----- Records -----

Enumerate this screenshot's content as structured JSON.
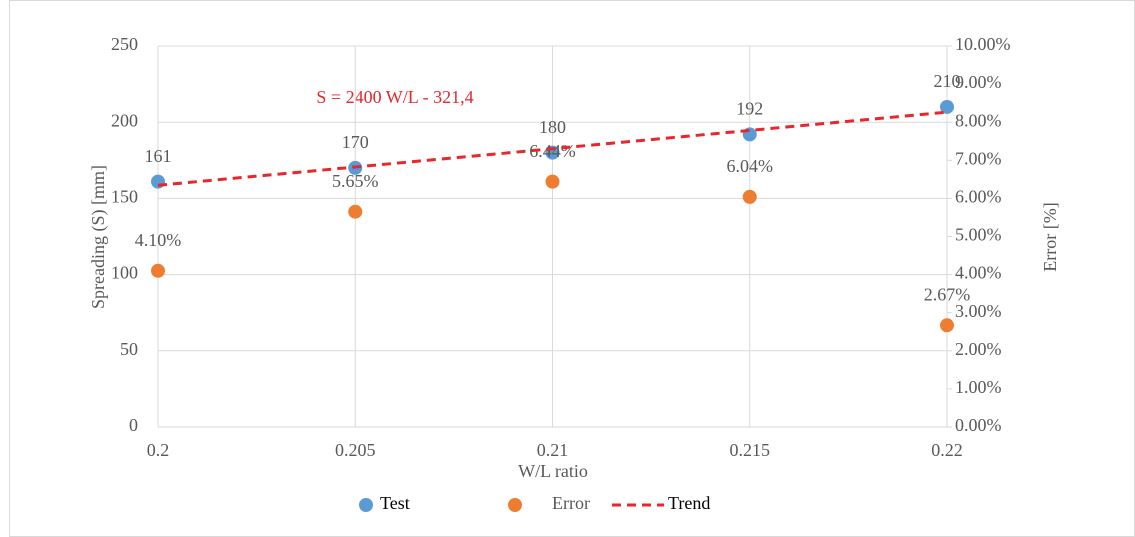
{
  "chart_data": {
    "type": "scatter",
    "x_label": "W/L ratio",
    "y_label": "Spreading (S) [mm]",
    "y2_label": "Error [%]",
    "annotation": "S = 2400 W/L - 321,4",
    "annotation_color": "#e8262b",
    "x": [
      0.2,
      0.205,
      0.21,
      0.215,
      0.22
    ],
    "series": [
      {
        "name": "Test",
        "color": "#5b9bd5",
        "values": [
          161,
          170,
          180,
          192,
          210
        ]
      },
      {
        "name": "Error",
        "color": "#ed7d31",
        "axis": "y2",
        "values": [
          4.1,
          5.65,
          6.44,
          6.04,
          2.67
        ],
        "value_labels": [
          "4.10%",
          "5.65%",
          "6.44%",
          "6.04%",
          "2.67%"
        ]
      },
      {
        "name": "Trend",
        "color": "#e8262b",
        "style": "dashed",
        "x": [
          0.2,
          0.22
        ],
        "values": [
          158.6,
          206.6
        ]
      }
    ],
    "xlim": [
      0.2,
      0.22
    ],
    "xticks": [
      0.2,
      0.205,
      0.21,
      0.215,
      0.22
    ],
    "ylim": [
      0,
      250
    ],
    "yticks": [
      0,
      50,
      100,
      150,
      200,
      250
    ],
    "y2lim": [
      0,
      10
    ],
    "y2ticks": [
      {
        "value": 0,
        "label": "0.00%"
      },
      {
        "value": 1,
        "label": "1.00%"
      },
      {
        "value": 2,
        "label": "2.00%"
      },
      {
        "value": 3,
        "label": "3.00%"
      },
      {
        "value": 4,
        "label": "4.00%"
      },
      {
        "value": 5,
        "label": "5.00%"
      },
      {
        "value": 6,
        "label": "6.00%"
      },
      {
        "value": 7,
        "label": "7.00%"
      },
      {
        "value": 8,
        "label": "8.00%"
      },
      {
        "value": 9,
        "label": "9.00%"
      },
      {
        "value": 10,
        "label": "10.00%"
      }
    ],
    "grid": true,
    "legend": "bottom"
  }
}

-----
----- Records -----

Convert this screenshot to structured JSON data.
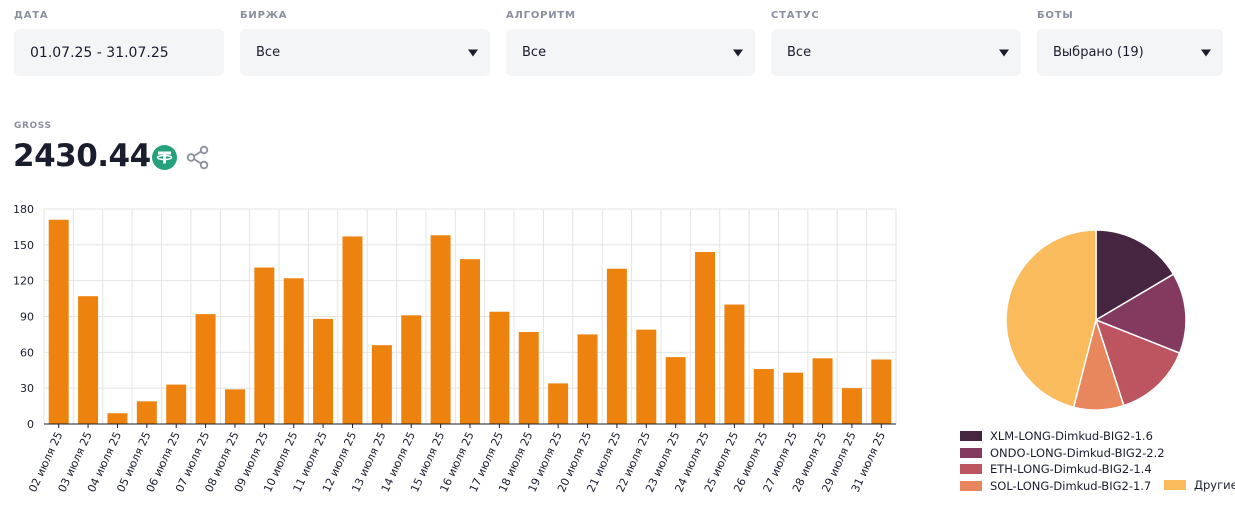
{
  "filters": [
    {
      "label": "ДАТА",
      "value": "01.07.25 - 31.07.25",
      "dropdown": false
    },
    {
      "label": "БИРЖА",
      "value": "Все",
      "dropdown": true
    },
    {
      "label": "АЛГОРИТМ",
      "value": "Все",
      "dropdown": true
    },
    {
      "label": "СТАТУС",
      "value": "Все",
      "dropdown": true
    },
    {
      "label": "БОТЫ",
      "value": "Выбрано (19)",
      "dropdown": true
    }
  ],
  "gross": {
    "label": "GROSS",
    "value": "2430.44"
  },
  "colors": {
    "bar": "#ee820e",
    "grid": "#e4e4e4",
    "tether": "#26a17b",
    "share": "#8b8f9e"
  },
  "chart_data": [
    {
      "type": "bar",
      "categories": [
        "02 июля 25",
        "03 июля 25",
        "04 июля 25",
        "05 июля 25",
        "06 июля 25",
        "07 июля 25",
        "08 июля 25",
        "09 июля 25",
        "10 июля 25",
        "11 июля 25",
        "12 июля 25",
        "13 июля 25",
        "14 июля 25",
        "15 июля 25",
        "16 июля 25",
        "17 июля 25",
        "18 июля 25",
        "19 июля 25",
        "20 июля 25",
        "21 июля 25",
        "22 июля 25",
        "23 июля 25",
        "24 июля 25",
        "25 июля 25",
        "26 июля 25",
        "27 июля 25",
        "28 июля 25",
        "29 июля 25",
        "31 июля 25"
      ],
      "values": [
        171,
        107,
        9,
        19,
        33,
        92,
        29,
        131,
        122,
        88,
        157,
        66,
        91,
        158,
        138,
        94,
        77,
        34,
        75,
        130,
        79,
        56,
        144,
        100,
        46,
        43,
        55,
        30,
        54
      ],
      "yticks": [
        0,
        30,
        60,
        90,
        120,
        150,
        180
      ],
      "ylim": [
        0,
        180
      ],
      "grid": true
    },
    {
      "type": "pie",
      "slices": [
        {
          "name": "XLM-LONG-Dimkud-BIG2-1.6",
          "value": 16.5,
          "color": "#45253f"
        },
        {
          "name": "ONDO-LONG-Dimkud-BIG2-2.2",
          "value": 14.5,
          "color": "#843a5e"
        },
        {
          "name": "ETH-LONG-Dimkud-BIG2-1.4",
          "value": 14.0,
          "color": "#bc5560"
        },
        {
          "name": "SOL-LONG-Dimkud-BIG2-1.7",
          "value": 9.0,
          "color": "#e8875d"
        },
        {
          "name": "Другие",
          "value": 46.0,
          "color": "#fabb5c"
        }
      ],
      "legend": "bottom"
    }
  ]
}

-----

• [Task statement] Scan the material above for the word "Dimkud". Copy each line where it occurs.

• [Exercise solution]
          "name": "XLM-LONG-Dimkud-BIG2-1.6",
          "name": "ONDO-LONG-Dimkud-BIG2-2.2",
          "name": "ETH-LONG-Dimkud-BIG2-1.4",
          "name": "SOL-LONG-Dimkud-BIG2-1.7",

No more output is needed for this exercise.